• [Objective]:
Exclude the pictures and return every line exactly as written.

## Begin Exercise inputs

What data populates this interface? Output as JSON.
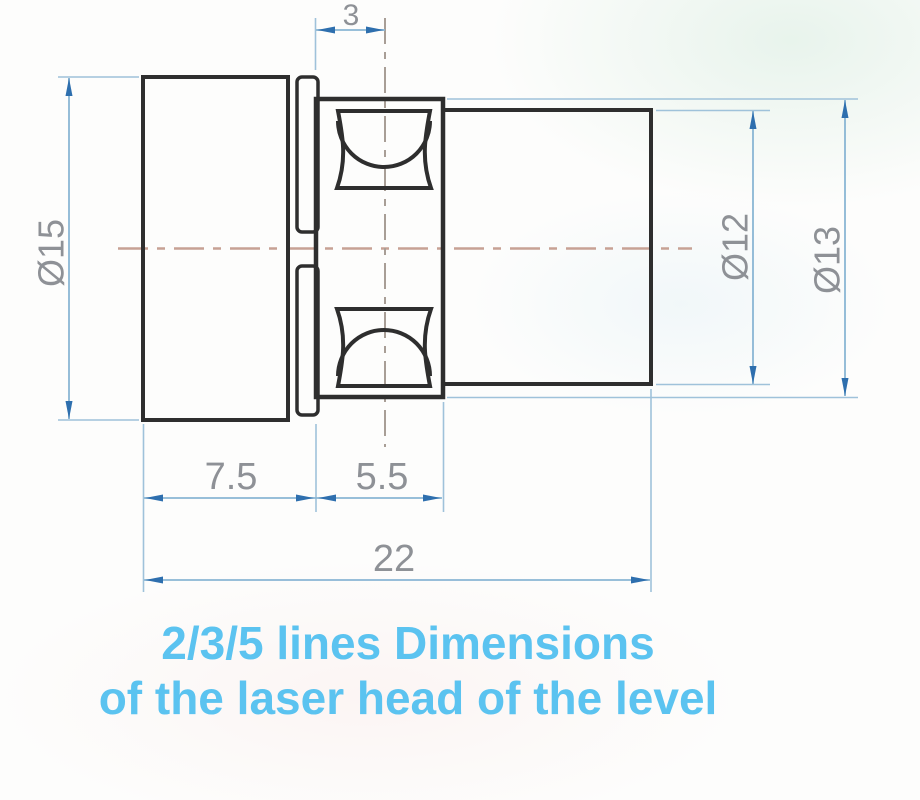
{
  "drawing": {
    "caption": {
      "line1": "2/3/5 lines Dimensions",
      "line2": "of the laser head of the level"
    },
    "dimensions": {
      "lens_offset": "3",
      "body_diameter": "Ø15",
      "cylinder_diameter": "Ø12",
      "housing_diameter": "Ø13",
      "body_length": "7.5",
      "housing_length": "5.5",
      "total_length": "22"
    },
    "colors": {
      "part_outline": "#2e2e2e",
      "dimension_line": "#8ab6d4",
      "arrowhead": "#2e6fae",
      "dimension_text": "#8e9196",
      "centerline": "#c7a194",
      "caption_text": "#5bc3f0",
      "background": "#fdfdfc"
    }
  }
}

## End Exercise inputs

• [Finished task]:
What data populates this interface? Output as JSON.
{
  "drawing": {
    "caption": {
      "line1": "2/3/5 lines Dimensions",
      "line2": "of the laser head of the level"
    },
    "dimensions": {
      "lens_offset": "3",
      "body_diameter": "Ø15",
      "cylinder_diameter": "Ø12",
      "housing_diameter": "Ø13",
      "body_length": "7.5",
      "housing_length": "5.5",
      "total_length": "22"
    },
    "colors": {
      "part_outline": "#2e2e2e",
      "dimension_line": "#8ab6d4",
      "arrowhead": "#2e6fae",
      "dimension_text": "#8e9196",
      "centerline": "#c7a194",
      "caption_text": "#5bc3f0",
      "background": "#fdfdfc"
    }
  }
}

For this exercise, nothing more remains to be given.